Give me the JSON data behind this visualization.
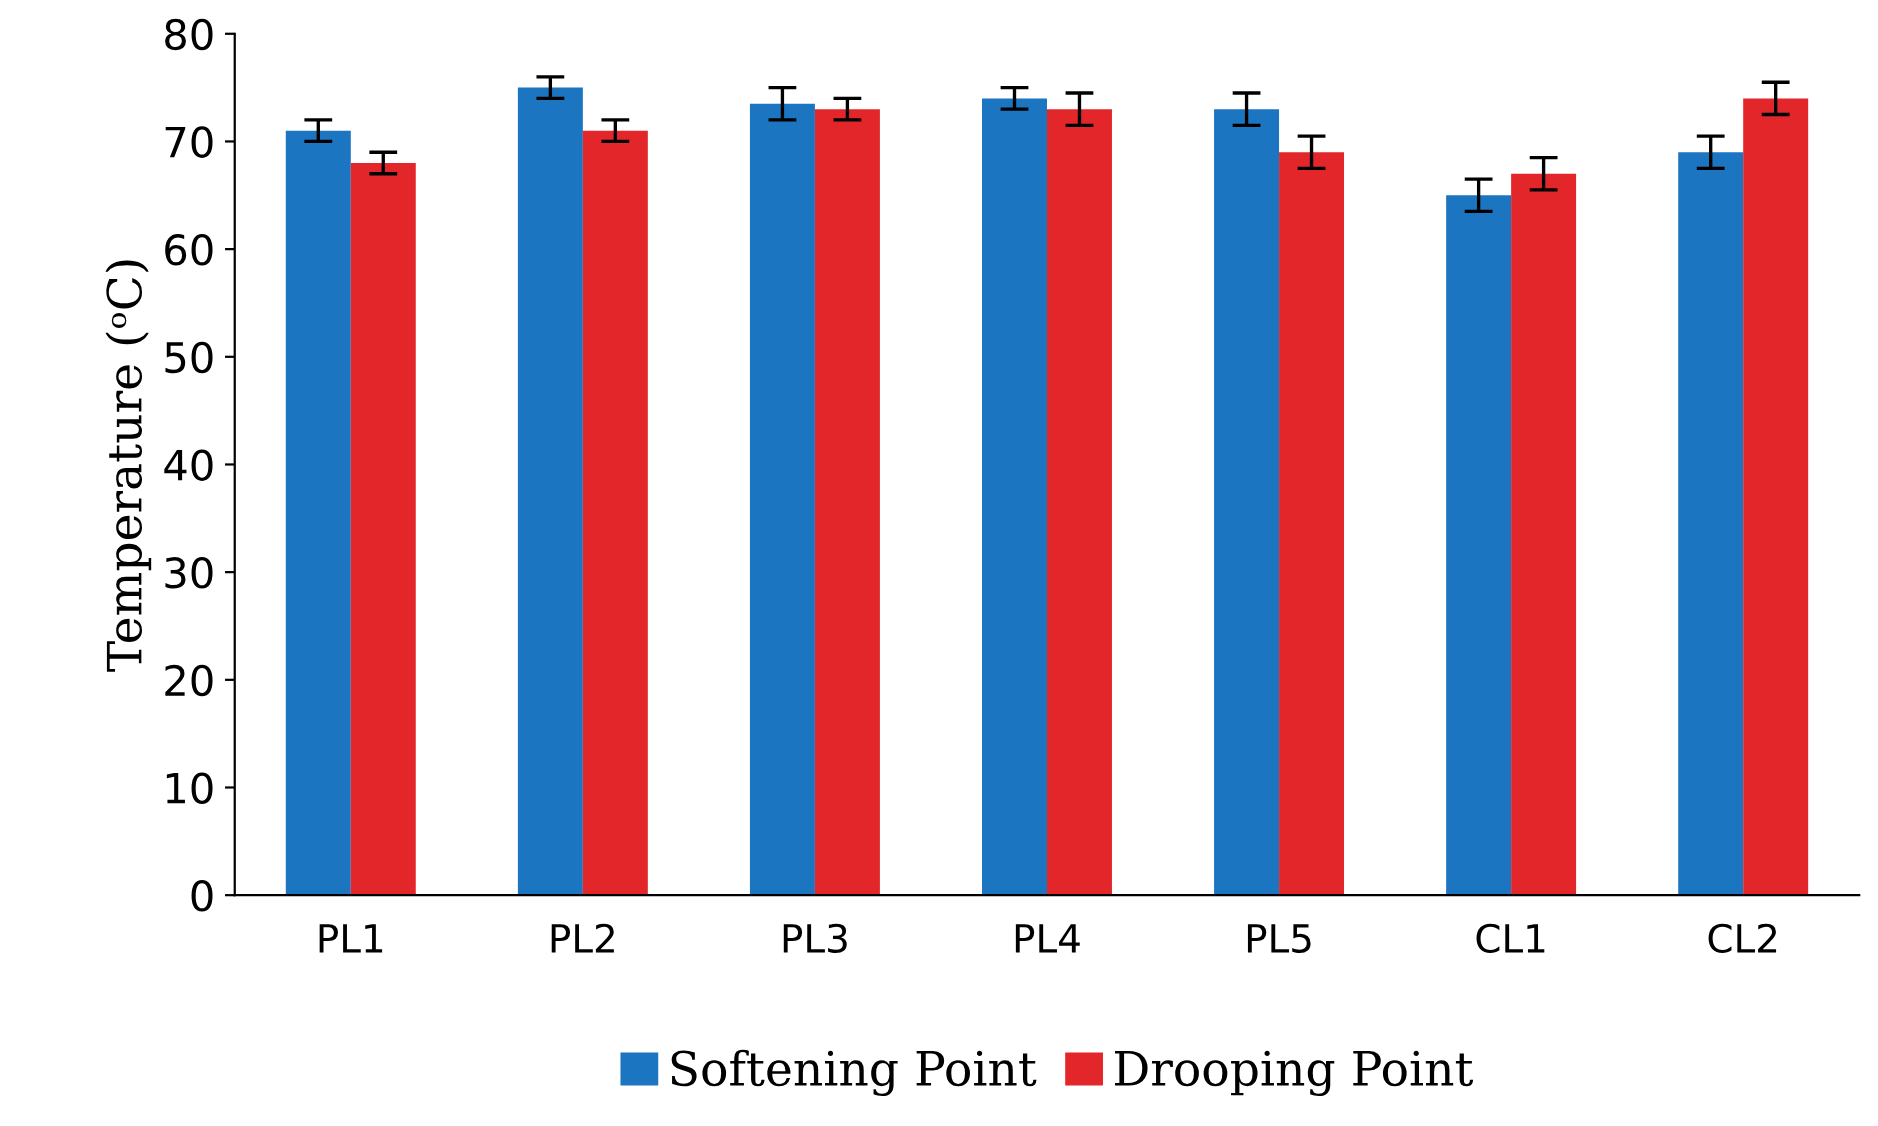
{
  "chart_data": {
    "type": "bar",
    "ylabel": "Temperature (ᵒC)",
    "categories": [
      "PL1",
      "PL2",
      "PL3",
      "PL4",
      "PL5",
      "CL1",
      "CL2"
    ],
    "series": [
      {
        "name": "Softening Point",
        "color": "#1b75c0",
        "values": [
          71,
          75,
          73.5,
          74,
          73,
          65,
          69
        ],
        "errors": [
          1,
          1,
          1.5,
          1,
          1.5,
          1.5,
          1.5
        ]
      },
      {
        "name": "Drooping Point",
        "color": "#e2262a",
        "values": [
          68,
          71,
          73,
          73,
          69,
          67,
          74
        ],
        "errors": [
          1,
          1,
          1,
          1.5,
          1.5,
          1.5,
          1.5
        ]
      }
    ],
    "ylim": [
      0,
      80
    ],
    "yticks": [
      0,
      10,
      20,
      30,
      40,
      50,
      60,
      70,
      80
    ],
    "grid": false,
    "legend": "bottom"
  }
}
* * *
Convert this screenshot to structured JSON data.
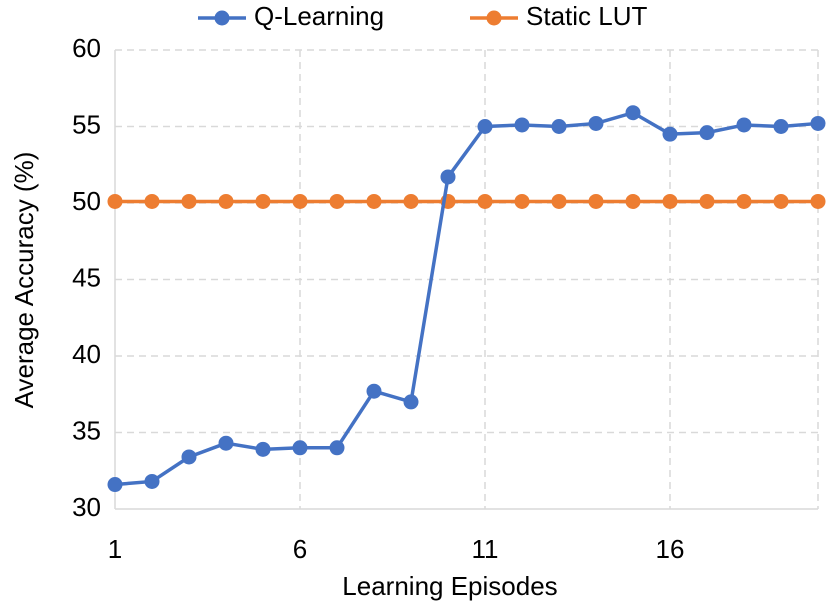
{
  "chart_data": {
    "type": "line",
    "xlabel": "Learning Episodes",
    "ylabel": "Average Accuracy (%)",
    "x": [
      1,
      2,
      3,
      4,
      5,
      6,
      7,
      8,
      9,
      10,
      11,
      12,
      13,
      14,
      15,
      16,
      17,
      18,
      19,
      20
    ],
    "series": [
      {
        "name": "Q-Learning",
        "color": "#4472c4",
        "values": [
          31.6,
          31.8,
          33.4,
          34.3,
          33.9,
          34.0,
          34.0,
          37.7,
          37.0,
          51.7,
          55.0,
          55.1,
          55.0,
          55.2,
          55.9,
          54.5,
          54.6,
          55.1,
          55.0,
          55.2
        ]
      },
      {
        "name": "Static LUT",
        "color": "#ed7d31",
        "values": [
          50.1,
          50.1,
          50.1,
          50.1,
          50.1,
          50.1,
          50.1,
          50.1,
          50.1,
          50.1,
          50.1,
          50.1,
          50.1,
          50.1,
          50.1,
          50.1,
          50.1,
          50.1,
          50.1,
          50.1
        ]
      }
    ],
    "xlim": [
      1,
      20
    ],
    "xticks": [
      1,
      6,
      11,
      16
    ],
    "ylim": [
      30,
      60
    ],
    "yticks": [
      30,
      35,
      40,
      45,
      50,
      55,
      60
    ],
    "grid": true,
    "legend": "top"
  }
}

▸ Exercise: Copy out every line in the listing where the word "JSON" appears.

▸ Result below:
Give me the JSON data behind this visualization.
Convert this screenshot to structured JSON data.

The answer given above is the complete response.